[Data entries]
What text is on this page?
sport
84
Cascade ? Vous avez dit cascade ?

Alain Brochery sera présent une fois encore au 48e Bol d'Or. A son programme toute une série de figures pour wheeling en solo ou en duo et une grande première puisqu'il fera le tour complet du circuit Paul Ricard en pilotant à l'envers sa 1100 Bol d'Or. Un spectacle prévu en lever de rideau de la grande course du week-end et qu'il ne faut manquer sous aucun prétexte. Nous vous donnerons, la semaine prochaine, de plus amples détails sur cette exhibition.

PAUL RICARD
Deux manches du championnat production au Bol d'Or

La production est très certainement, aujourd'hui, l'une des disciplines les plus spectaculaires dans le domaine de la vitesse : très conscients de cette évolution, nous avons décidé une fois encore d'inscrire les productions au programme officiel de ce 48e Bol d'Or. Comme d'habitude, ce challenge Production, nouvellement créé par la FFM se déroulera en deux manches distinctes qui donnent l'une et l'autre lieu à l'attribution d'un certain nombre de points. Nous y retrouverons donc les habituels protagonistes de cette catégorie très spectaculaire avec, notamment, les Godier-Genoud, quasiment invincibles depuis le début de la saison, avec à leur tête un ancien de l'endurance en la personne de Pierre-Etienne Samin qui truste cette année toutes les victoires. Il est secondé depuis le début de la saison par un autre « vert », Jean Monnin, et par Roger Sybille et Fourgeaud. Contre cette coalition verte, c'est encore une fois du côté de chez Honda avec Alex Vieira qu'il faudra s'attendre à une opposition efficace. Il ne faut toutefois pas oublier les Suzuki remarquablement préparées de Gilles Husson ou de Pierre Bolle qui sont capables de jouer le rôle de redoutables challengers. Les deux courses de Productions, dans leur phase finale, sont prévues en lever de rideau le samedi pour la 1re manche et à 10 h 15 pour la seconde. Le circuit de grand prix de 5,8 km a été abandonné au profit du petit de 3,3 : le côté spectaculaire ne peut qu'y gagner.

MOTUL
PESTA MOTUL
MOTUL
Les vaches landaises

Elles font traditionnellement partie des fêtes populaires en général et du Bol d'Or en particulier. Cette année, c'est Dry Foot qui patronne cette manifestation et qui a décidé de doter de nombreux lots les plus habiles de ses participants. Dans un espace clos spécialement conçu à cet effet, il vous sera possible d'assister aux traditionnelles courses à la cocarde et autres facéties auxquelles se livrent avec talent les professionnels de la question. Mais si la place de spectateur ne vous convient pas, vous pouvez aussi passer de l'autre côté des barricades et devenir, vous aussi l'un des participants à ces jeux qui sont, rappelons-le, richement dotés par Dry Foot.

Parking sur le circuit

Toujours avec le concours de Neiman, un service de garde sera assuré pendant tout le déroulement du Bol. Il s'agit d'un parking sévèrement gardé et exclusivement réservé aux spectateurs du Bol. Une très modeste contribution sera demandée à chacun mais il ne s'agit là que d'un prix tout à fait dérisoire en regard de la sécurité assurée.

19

- [EXERCISE DESCRIPTION]
Return all the data above once more, precisely as given.

- [RESPONSE TO THE EXERCISE]
What text is on this page?
sport
84
Cascade ? Vous avez dit cascade ?

Alain Brochery sera présent une fois encore au 48e Bol d'Or. A son programme toute une série de figures pour wheeling en solo ou en duo et une grande première puisqu'il fera le tour complet du circuit Paul Ricard en pilotant à l'envers sa 1100 Bol d'Or. Un spectacle prévu en lever de rideau de la grande course du week-end et qu'il ne faut manquer sous aucun prétexte. Nous vous donnerons, la semaine prochaine, de plus amples détails sur cette exhibition.

PAUL RICARD
Deux manches du championnat production au Bol d'Or

La production est très certainement, aujourd'hui, l'une des disciplines les plus spectaculaires dans le domaine de la vitesse : très conscients de cette évolution, nous avons décidé une fois encore d'inscrire les productions au programme officiel de ce 48e Bol d'Or. Comme d'habitude, ce challenge Production, nouvellement créé par la FFM se déroulera en deux manches distinctes qui donnent l'une et l'autre lieu à l'attribution d'un certain nombre de points. Nous y retrouverons donc les habituels protagonistes de cette catégorie très spectaculaire avec, notamment, les Godier-Genoud, quasiment invincibles depuis le début de la saison, avec à leur tête un ancien de l'endurance en la personne de Pierre-Etienne Samin qui truste cette année toutes les victoires. Il est secondé depuis le début de la saison par un autre « vert », Jean Monnin, et par Roger Sybille et Fourgeaud. Contre cette coalition verte, c'est encore une fois du côté de chez Honda avec Alex Vieira qu'il faudra s'attendre à une opposition efficace. Il ne faut toutefois pas oublier les Suzuki remarquablement préparées de Gilles Husson ou de Pierre Bolle qui sont capables de jouer le rôle de redoutables challengers. Les deux courses de Productions, dans leur phase finale, sont prévues en lever de rideau le samedi pour la 1re manche et à 10 h 15 pour la seconde. Le circuit de grand prix de 5,8 km a été abandonné au profit du petit de 3,3 : le côté spectaculaire ne peut qu'y gagner.

MOTUL
PESTA MOTUL
MOTUL
Les vaches landaises

Elles font traditionnellement partie des fêtes populaires en général et du Bol d'Or en particulier. Cette année, c'est Dry Foot qui patronne cette manifestation et qui a décidé de doter de nombreux lots les plus habiles de ses participants. Dans un espace clos spécialement conçu à cet effet, il vous sera possible d'assister aux traditionnelles courses à la cocarde et autres facéties auxquelles se livrent avec talent les professionnels de la question. Mais si la place de spectateur ne vous convient pas, vous pouvez aussi passer de l'autre côté des barricades et devenir, vous aussi l'un des participants à ces jeux qui sont, rappelons-le, richement dotés par Dry Foot.

Parking sur le circuit

Toujours avec le concours de Neiman, un service de garde sera assuré pendant tout le déroulement du Bol. Il s'agit d'un parking sévèrement gardé et exclusivement réservé aux spectateurs du Bol. Une très modeste contribution sera demandée à chacun mais il ne s'agit là que d'un prix tout à fait dérisoire en regard de la sécurité assurée.

19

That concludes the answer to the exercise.